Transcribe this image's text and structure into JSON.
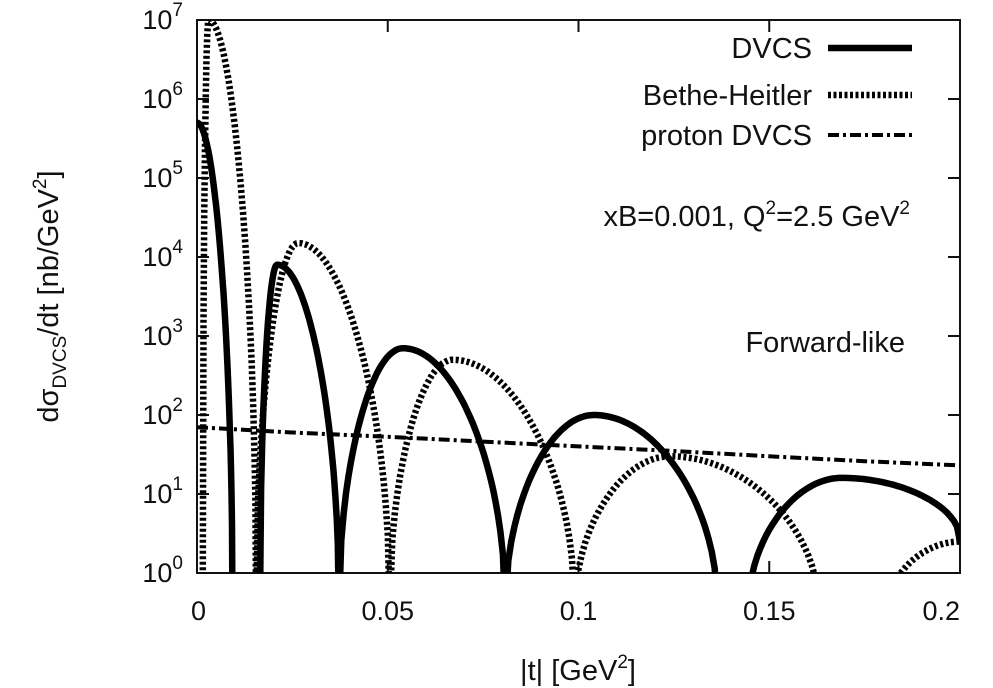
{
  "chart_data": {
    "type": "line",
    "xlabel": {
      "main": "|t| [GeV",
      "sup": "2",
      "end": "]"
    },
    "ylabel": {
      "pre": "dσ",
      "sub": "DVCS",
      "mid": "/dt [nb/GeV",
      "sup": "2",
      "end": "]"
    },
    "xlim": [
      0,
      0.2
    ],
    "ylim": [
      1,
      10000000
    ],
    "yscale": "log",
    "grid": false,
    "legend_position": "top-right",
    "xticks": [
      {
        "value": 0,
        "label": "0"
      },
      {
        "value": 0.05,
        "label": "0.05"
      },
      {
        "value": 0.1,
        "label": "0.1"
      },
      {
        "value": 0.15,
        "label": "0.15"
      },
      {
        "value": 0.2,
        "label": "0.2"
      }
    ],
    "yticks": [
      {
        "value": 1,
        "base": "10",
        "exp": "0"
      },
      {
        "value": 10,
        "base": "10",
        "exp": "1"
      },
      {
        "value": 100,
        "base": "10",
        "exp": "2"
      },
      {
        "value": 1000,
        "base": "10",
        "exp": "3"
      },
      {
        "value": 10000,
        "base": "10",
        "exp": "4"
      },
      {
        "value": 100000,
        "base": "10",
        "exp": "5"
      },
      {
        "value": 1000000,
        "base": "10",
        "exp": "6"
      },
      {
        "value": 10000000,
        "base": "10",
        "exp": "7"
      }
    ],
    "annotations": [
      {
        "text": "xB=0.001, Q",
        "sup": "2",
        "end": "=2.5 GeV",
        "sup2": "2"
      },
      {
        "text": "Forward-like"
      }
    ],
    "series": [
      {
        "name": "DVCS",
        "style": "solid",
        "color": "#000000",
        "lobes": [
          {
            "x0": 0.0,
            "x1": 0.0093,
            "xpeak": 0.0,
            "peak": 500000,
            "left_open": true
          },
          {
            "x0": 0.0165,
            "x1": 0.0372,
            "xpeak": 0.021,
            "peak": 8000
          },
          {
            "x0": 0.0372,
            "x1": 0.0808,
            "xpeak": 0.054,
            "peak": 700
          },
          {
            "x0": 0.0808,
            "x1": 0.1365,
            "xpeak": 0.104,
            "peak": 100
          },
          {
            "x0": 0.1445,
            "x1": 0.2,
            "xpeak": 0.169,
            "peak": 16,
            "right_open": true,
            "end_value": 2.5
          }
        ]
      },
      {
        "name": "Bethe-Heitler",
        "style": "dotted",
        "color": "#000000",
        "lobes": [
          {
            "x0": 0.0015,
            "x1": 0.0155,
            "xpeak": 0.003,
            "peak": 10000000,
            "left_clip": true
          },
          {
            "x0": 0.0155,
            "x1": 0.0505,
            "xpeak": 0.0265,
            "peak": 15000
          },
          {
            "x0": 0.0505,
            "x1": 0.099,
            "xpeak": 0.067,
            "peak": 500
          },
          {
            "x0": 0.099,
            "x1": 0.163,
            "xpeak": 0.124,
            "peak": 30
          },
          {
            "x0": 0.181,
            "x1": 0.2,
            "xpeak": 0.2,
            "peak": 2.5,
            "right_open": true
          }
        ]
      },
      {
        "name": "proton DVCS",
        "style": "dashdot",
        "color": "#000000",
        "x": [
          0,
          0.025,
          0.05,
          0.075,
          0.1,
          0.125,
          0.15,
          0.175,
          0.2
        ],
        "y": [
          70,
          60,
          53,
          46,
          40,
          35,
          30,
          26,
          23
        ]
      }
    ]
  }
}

● **WRITTEN PROBLEM**
In the listing above, find the lines holding the word "text" and copy them.

● **SOLUTION BELOW**
Transcribe this image's text and structure into JSON.
        "text": "xB=0.001, Q",
        "text": "Forward-like"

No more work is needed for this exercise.